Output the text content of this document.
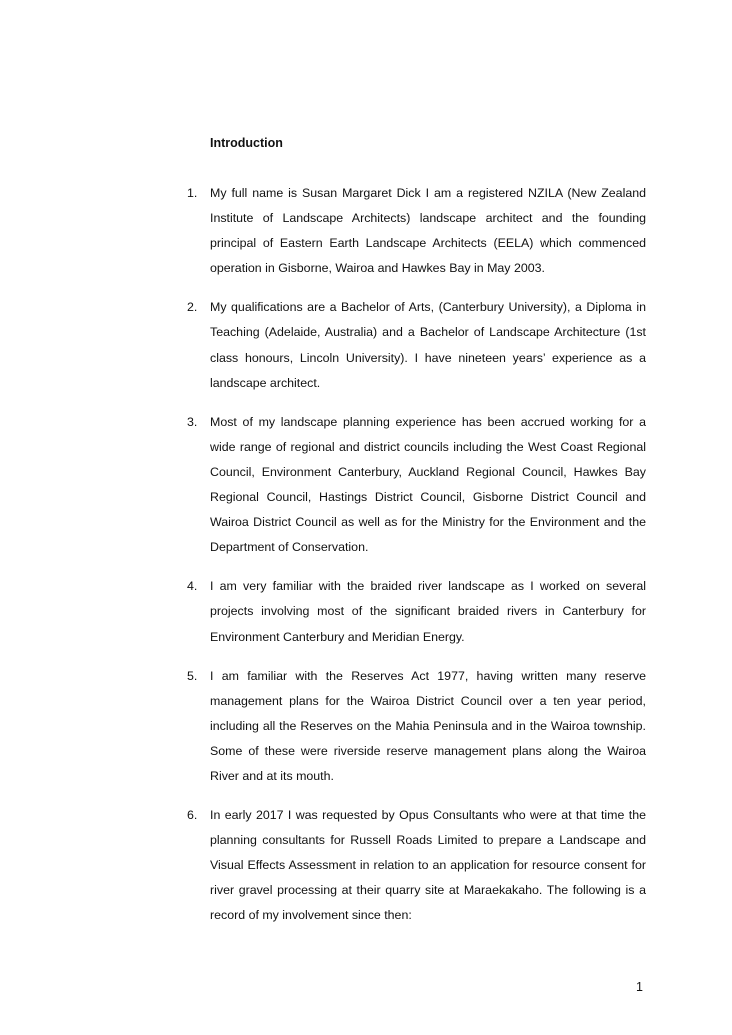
Introduction
1. My full name is Susan Margaret Dick I am a registered NZILA (New Zealand Institute of Landscape Architects) landscape architect and the founding principal of Eastern Earth Landscape Architects (EELA) which commenced operation in Gisborne, Wairoa and Hawkes Bay in May 2003.
2. My qualifications are a Bachelor of Arts, (Canterbury University), a Diploma in Teaching (Adelaide, Australia) and a Bachelor of Landscape Architecture (1st class honours, Lincoln University). I have nineteen years’ experience as a landscape architect.
3. Most of my landscape planning experience has been accrued working for a wide range of regional and district councils including the West Coast Regional Council, Environment Canterbury, Auckland Regional Council, Hawkes Bay Regional Council, Hastings District Council, Gisborne District Council and Wairoa District Council as well as for the Ministry for the Environment and the Department of Conservation.
4. I am very familiar with the braided river landscape as I worked on several projects involving most of the significant braided rivers in Canterbury for Environment Canterbury and Meridian Energy.
5. I am familiar with the Reserves Act 1977, having written many reserve management plans for the Wairoa District Council over a ten year period, including all the Reserves on the Mahia Peninsula and in the Wairoa township. Some of these were riverside reserve management plans along the Wairoa River and at its mouth.
6. In early 2017 I was requested by Opus Consultants who were at that time the planning consultants for Russell Roads Limited to prepare a Landscape and Visual Effects Assessment in relation to an application for resource consent for river gravel processing at their quarry site at Maraekakaho. The following is a record of my involvement since then:
1
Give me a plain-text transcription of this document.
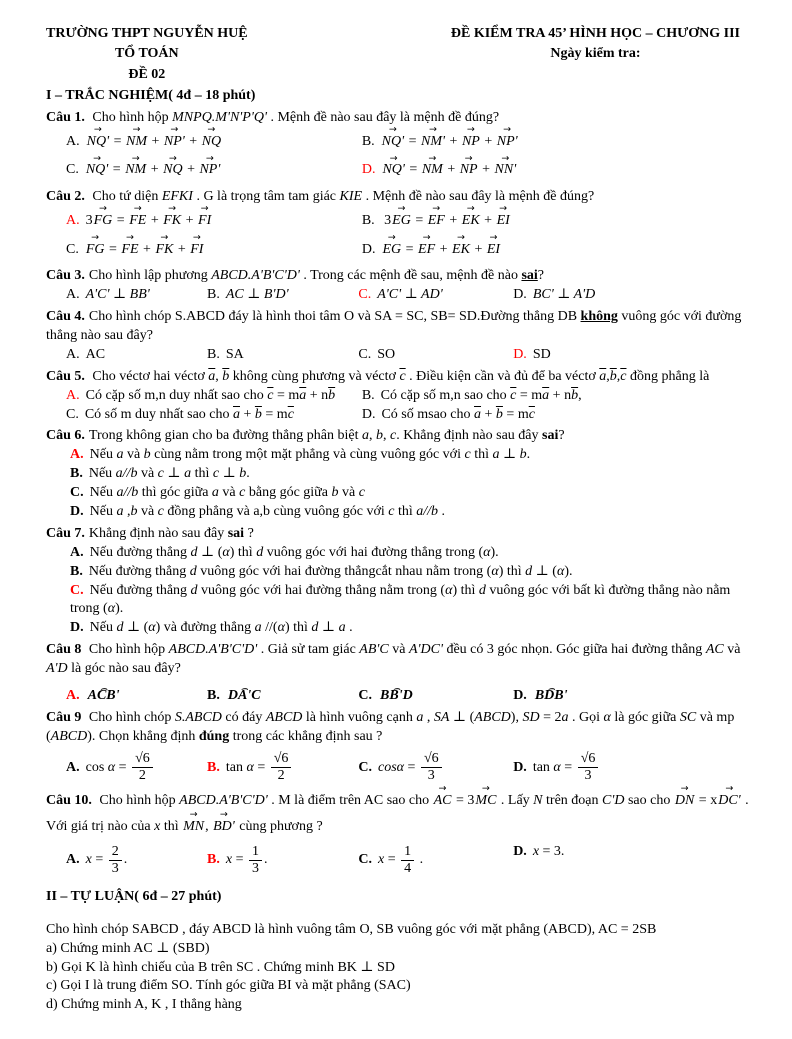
TRƯỜNG THPT NGUYỄN HUỆ
TỔ TOÁN
ĐỀ 02
ĐỀ KIỂM TRA 45’ HÌNH HỌC – CHƯƠNG III
Ngày kiểm tra:
I – TRẮC NGHIỆM( 4đ – 18 phút)
Câu 1. Cho hình hộp MNPQ.M'N'P'Q' . Mệnh đề nào sau đây là mệnh đề đúng?
A. → NQ' = → NM + → NP' + → NQ	B. → NQ' = → NM' + → NP + → NP'
C. → NQ' = → NM + → NQ + → NP'	D. → NQ' = → NM + → NP + → NN'
Câu 2. Cho tứ diện EFKI . G là trọng tâm tam giác KIE . Mệnh đề nào sau đây là mệnh đề đúng?
A. 3→ FG = → FE + → FK + → FI	B. 3→ EG = → EF + → EK + → EI
C. → FG = → FE + → FK + → FI	D. → EG = → EF + → EK + → EI
Câu 3. Cho hình lập phương ABCD.A'B'C'D' . Trong các mệnh đề sau, mệnh đề nào sai?
A. A'C' ⊥ BB'	B. AC ⊥ B'D'	C. A'C' ⊥ AD'	D. BC' ⊥ A'D
Câu 4. Cho hình chóp S.ABCD đáy là hình thoi tâm O và SA = SC, SB= SD.Đường thẳng DB không vuông góc với đường thẳng nào sau đây?
A. AC	B. SA	C. SO	D. SD
Câu 5. Cho véctơ hai véctơ $\overline{a}$, $\overline{b}$ không cùng phương và véctơ $\overline{c}$ . Điều kiện cần và đủ để ba véctơ $\overline{a},\overline{b},\overline{c}$ đồng phẳng là
A. Có cặp số m,n duy nhất sao cho $\overline{c} = m\overline{a} + n\overline{b}$	B. Có cặp số m,n sao cho $\overline{c} = m\overline{a} + n\overline{b}$,
C. Có số m duy nhất sao cho $\overline{a} + \overline{b} = m\overline{c}$	D. Có số msao cho $\overline{a} + \overline{b} = m\overline{c}$
Câu 6. Trong không gian cho ba đường thẳng phân biệt a, b, c. Khẳng định nào sau đây sai?
A. Nếu a và b cùng nằm trong một mặt phẳng và cùng vuông góc với c thì a ⊥ b.
B. Nếu a//b và c ⊥ a thì c ⊥ b.
C. Nếu a//b thì góc giữa a và c bằng góc giữa b và c
D. Nếu a ,b và c đồng phẳng và a,b cùng vuông góc với c thì a//b .
Câu 7. Khẳng định nào sau đây sai ?
A. Nếu đường thẳng d ⊥ (α) thì d vuông góc với hai đường thẳng trong (α).
B. Nếu đường thẳng d vuông góc với hai đường thẳngcắt nhau nằm trong (α) thì d ⊥ (α).
C. Nếu đường thẳng d vuông góc với hai đường thẳng nằm trong (α) thì d vuông góc với bất kì đường thẳng nào nằm trong (α).
D. Nếu d ⊥ (α) và đường thẳng a //(α) thì d ⊥ a .
Câu 8 Cho hình hộp ABCD.A'B'C'D' . Giả sử tam giác AB'C và A'DC' đều có 3 góc nhọn. Góc giữa hai đường thẳng AC và A'D là góc nào sau đây?
A. ⌢ ACB'	B. ⌢ DA'C	C. ⌢ BB'D	D. ⌢ BDB'
Câu 9 Cho hình chóp S.ABCD có đáy ABCD là hình vuông cạnh a , SA ⊥ (ABCD), SD = 2a . Gọi α là góc giữa SC và mp (ABCD). Chọn khẳng định đúng trong các khẳng định sau ?
A. $\cos \alpha = \frac{√6}{2}$	B. $\tan \alpha = \frac{√6}{2}$	C. $\cos\alpha = \frac{√6}{3}$	D. $\tan \alpha = \frac{√6}{3}$
Câu 10. Cho hình hộp ABCD.A'B'C'D' . M là điểm trên AC sao cho → AC = 3→ MC . Lấy N trên đoạn C'D sao cho → DN = x→ DC' . Với giá trị nào của x thì → MN, → BD' cùng phương ?
A. $x = \frac{2}{3}$ .	B. $x = \frac{1}{3}$ .	C. $x = \frac{1}{4}$ .
D. x = 3.
II – TỰ LUẬN( 6đ – 27 phút)
Cho hình chóp SABCD , đáy ABCD là hình vuông tâm O, SB vuông góc với mặt phẳng (ABCD), AC = 2SB
a) Chứng minh AC ⊥ (SBD)
b) Gọi K là hình chiếu của B trên SC . Chứng minh BK ⊥ SD
c) Gọi I là trung điểm SO. Tính góc giữa BI và mặt phẳng (SAC)
d) Chứng minh A, K , I thẳng hàng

- [WHAT IS BEING ASKED]: Each entry shown above must be quoted exactly, with its pictures left out.

- [FINISHED ANSWER]:
Output the text content of this document.
Introduction
1. My full name is Susan Margaret Dick I am a registered NZILA (New Zealand Institute of Landscape Architects) landscape architect and the founding principal of Eastern Earth Landscape Architects (EELA) which commenced operation in Gisborne, Wairoa and Hawkes Bay in May 2003.
2. My qualifications are a Bachelor of Arts, (Canterbury University), a Diploma in Teaching (Adelaide, Australia) and a Bachelor of Landscape Architecture (1st class honours, Lincoln University). I have nineteen years’ experience as a landscape architect.
3. Most of my landscape planning experience has been accrued working for a wide range of regional and district councils including the West Coast Regional Council, Environment Canterbury, Auckland Regional Council, Hawkes Bay Regional Council, Hastings District Council, Gisborne District Council and Wairoa District Council as well as for the Ministry for the Environment and the Department of Conservation.
4. I am very familiar with the braided river landscape as I worked on several projects involving most of the significant braided rivers in Canterbury for Environment Canterbury and Meridian Energy.
5. I am familiar with the Reserves Act 1977, having written many reserve management plans for the Wairoa District Council over a ten year period, including all the Reserves on the Mahia Peninsula and in the Wairoa township. Some of these were riverside reserve management plans along the Wairoa River and at its mouth.
6. In early 2017 I was requested by Opus Consultants who were at that time the planning consultants for Russell Roads Limited to prepare a Landscape and Visual Effects Assessment in relation to an application for resource consent for river gravel processing at their quarry site at Maraekakaho. The following is a record of my involvement since then:
1
Give me a plain-text transcription of this document.
TRƯỜNG THPT NGUYỄN HUỆ
TỔ TOÁN
ĐỀ 02
ĐỀ KIỂM TRA 45’ HÌNH HỌC – CHƯƠNG III
Ngày kiểm tra:
I – TRẮC NGHIỆM( 4đ – 18 phút)
Câu 1. Cho hình hộp MNPQ.M'N'P'Q' . Mệnh đề nào sau đây là mệnh đề đúng?
A. → NQ' = → NM + → NP' + → NQ	B. → NQ' = → NM' + → NP + → NP'
C. → NQ' = → NM + → NQ + → NP'	D. → NQ' = → NM + → NP + → NN'
Câu 2. Cho tứ diện EFKI . G là trọng tâm tam giác KIE . Mệnh đề nào sau đây là mệnh đề đúng?
A. 3→ FG = → FE + → FK + → FI	B. 3→ EG = → EF + → EK + → EI
C. → FG = → FE + → FK + → FI	D. → EG = → EF + → EK + → EI
Câu 3. Cho hình lập phương ABCD.A'B'C'D' . Trong các mệnh đề sau, mệnh đề nào sai?
A. A'C' ⊥ BB'	B. AC ⊥ B'D'	C. A'C' ⊥ AD'	D. BC' ⊥ A'D
Câu 4. Cho hình chóp S.ABCD đáy là hình thoi tâm O và SA = SC, SB= SD.Đường thẳng DB không vuông góc với đường thẳng nào sau đây?
A. AC	B. SA	C. SO	D. SD
Câu 5. Cho véctơ hai véctơ $\overline{a}$, $\overline{b}$ không cùng phương và véctơ $\overline{c}$ . Điều kiện cần và đủ để ba véctơ $\overline{a},\overline{b},\overline{c}$ đồng phẳng là
A. Có cặp số m,n duy nhất sao cho $\overline{c} = m\overline{a} + n\overline{b}$	B. Có cặp số m,n sao cho $\overline{c} = m\overline{a} + n\overline{b}$,
C. Có số m duy nhất sao cho $\overline{a} + \overline{b} = m\overline{c}$	D. Có số msao cho $\overline{a} + \overline{b} = m\overline{c}$
Câu 6. Trong không gian cho ba đường thẳng phân biệt a, b, c. Khẳng định nào sau đây sai?
A. Nếu a và b cùng nằm trong một mặt phẳng và cùng vuông góc với c thì a ⊥ b.
B. Nếu a//b và c ⊥ a thì c ⊥ b.
C. Nếu a//b thì góc giữa a và c bằng góc giữa b và c
D. Nếu a ,b và c đồng phẳng và a,b cùng vuông góc với c thì a//b .
Câu 7. Khẳng định nào sau đây sai ?
A. Nếu đường thẳng d ⊥ (α) thì d vuông góc với hai đường thẳng trong (α).
B. Nếu đường thẳng d vuông góc với hai đường thẳngcắt nhau nằm trong (α) thì d ⊥ (α).
C. Nếu đường thẳng d vuông góc với hai đường thẳng nằm trong (α) thì d vuông góc với bất kì đường thẳng nào nằm trong (α).
D. Nếu d ⊥ (α) và đường thẳng a //(α) thì d ⊥ a .
Câu 8 Cho hình hộp ABCD.A'B'C'D' . Giả sử tam giác AB'C và A'DC' đều có 3 góc nhọn. Góc giữa hai đường thẳng AC và A'D là góc nào sau đây?
A. ⌢ ACB'	B. ⌢ DA'C	C. ⌢ BB'D	D. ⌢ BDB'
Câu 9 Cho hình chóp S.ABCD có đáy ABCD là hình vuông cạnh a , SA ⊥ (ABCD), SD = 2a . Gọi α là góc giữa SC và mp (ABCD). Chọn khẳng định đúng trong các khẳng định sau ?
A. $\cos \alpha = \frac{√6}{2}$	B. $\tan \alpha = \frac{√6}{2}$	C. $\cos\alpha = \frac{√6}{3}$	D. $\tan \alpha = \frac{√6}{3}$
Câu 10. Cho hình hộp ABCD.A'B'C'D' . M là điểm trên AC sao cho → AC = 3→ MC . Lấy N trên đoạn C'D sao cho → DN = x→ DC' . Với giá trị nào của x thì → MN, → BD' cùng phương ?
A. $x = \frac{2}{3}$ .	B. $x = \frac{1}{3}$ .	C. $x = \frac{1}{4}$ .
D. x = 3.
II – TỰ LUẬN( 6đ – 27 phút)
Cho hình chóp SABCD , đáy ABCD là hình vuông tâm O, SB vuông góc với mặt phẳng (ABCD), AC = 2SB
a) Chứng minh AC ⊥ (SBD)
b) Gọi K là hình chiếu của B trên SC . Chứng minh BK ⊥ SD
c) Gọi I là trung điểm SO. Tính góc giữa BI và mặt phẳng (SAC)
d) Chứng minh A, K , I thẳng hàng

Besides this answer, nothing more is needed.